>>>

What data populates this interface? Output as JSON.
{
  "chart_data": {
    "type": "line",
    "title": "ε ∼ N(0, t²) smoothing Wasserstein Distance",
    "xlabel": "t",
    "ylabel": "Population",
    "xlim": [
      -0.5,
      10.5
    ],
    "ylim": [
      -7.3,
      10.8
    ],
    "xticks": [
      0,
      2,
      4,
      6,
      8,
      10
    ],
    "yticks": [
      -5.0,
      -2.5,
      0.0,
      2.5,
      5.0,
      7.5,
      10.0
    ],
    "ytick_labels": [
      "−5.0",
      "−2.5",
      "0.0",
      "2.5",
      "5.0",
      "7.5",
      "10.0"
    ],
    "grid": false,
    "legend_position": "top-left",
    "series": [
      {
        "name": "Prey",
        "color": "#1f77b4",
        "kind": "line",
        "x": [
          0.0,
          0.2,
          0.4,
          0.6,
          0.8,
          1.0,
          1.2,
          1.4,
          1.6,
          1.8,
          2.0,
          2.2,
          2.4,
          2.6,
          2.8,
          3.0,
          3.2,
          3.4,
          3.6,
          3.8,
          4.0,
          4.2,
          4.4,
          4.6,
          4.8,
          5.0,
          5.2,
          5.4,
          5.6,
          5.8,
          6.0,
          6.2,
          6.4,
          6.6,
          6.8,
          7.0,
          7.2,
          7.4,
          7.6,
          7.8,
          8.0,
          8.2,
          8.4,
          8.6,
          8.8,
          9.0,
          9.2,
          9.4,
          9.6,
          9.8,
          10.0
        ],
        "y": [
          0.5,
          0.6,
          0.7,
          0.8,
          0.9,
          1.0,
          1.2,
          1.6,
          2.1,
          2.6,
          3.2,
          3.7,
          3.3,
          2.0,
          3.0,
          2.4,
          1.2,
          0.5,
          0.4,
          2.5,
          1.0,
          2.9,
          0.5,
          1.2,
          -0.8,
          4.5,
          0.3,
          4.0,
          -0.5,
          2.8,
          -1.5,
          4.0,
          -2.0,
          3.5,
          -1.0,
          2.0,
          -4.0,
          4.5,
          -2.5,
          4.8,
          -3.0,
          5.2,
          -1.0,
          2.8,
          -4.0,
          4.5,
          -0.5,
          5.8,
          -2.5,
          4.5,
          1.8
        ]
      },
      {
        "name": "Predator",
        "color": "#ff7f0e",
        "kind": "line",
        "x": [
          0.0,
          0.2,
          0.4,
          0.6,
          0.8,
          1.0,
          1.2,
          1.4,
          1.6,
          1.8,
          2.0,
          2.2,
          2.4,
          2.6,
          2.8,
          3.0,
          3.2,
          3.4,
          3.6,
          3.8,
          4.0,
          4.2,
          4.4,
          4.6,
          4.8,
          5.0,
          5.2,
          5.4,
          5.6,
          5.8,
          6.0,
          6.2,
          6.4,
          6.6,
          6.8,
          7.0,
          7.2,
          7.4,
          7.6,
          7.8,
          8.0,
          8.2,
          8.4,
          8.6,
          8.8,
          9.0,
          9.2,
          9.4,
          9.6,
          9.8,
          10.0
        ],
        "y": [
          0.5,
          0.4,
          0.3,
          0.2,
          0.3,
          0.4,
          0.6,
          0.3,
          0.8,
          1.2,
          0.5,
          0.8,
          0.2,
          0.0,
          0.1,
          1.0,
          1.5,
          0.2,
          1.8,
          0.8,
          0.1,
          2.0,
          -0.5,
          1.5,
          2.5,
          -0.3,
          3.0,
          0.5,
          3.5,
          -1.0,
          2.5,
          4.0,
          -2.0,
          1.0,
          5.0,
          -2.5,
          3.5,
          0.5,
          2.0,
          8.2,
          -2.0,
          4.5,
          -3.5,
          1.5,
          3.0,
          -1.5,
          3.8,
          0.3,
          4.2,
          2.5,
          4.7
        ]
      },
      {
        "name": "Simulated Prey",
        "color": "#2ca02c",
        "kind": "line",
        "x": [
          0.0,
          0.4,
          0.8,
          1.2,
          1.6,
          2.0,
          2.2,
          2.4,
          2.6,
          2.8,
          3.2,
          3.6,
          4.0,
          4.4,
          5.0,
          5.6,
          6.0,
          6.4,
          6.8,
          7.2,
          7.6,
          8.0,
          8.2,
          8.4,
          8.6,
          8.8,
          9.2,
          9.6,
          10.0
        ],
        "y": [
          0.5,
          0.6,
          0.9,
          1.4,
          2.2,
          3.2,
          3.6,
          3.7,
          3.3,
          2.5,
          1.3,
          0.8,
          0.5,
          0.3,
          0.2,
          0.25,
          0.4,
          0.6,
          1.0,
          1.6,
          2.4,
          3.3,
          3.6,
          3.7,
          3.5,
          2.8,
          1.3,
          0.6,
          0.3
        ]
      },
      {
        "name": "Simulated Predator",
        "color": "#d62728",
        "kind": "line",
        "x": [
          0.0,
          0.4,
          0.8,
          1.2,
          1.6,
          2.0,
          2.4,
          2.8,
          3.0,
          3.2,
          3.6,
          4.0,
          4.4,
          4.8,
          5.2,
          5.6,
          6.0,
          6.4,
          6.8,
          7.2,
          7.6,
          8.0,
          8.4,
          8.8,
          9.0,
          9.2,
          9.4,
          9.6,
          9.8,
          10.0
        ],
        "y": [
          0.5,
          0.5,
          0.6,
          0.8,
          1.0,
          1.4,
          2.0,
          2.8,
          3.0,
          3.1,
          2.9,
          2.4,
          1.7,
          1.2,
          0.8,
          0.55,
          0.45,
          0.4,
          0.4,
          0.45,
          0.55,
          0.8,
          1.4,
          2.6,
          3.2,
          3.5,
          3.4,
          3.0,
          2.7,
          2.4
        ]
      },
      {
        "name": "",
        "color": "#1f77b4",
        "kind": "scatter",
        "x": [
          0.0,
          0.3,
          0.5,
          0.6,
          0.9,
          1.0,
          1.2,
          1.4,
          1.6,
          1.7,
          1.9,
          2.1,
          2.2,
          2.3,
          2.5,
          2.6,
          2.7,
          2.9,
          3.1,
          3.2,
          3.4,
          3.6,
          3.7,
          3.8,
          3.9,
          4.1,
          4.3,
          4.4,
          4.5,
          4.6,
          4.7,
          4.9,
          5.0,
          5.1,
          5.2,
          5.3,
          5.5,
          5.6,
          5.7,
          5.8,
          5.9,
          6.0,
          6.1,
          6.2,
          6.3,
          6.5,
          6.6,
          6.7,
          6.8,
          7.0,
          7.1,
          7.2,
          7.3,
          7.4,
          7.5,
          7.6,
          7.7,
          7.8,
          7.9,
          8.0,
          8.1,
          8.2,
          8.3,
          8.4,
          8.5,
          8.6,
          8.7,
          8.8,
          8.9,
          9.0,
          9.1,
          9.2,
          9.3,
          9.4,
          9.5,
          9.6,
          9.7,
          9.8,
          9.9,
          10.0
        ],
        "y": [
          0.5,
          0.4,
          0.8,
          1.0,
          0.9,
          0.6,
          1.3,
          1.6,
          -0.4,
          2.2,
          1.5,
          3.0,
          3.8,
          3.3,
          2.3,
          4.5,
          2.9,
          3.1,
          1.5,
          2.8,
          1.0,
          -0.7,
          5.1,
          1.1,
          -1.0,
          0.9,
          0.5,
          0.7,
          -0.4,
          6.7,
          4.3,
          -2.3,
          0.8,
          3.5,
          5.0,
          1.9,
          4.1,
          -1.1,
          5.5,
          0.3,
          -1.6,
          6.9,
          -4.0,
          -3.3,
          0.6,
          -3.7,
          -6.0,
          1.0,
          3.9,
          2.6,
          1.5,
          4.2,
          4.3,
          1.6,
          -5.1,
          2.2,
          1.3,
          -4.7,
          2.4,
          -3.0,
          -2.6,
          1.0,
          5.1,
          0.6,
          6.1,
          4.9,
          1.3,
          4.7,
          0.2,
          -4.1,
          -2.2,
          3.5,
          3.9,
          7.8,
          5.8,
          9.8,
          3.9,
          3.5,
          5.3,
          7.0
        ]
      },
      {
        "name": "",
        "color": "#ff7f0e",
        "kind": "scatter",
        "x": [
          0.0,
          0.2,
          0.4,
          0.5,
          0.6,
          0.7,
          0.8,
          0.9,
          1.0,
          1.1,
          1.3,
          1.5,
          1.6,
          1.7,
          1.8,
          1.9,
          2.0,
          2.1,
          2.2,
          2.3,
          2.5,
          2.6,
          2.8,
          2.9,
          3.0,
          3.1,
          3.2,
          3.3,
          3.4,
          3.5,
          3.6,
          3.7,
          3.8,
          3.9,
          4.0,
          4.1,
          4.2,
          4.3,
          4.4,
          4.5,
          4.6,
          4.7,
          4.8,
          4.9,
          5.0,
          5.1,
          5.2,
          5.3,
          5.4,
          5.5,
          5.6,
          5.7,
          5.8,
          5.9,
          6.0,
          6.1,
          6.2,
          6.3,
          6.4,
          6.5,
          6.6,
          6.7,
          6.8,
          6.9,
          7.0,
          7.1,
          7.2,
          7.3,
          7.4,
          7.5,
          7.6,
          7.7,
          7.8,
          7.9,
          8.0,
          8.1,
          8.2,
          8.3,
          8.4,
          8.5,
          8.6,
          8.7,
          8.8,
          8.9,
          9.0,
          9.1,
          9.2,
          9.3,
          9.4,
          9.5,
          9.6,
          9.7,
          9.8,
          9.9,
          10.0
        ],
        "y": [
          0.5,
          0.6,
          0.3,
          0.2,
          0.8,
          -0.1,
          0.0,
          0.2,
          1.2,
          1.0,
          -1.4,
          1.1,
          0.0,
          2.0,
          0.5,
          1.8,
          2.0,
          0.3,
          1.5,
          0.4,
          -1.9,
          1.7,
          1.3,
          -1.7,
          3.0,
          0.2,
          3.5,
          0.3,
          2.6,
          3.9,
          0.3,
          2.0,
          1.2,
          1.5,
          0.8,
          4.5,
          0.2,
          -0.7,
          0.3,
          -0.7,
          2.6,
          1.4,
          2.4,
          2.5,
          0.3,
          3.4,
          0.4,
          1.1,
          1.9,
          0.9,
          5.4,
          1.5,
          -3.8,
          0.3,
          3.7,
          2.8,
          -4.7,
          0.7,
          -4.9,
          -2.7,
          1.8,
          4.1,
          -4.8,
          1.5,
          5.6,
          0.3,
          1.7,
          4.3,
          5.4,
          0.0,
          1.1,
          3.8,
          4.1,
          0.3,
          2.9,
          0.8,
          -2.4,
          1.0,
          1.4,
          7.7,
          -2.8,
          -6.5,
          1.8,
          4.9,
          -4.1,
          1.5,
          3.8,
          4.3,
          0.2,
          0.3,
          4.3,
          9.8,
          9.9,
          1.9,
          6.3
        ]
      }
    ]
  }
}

<<<

*Work to complete:* Find each line in the records holding the string "name" and show it.

*Answer below:*
        "name": "Prey",
        "name": "Predator",
        "name": "Simulated Prey",
        "name": "Simulated Predator",
        "name": "",
        "name": "",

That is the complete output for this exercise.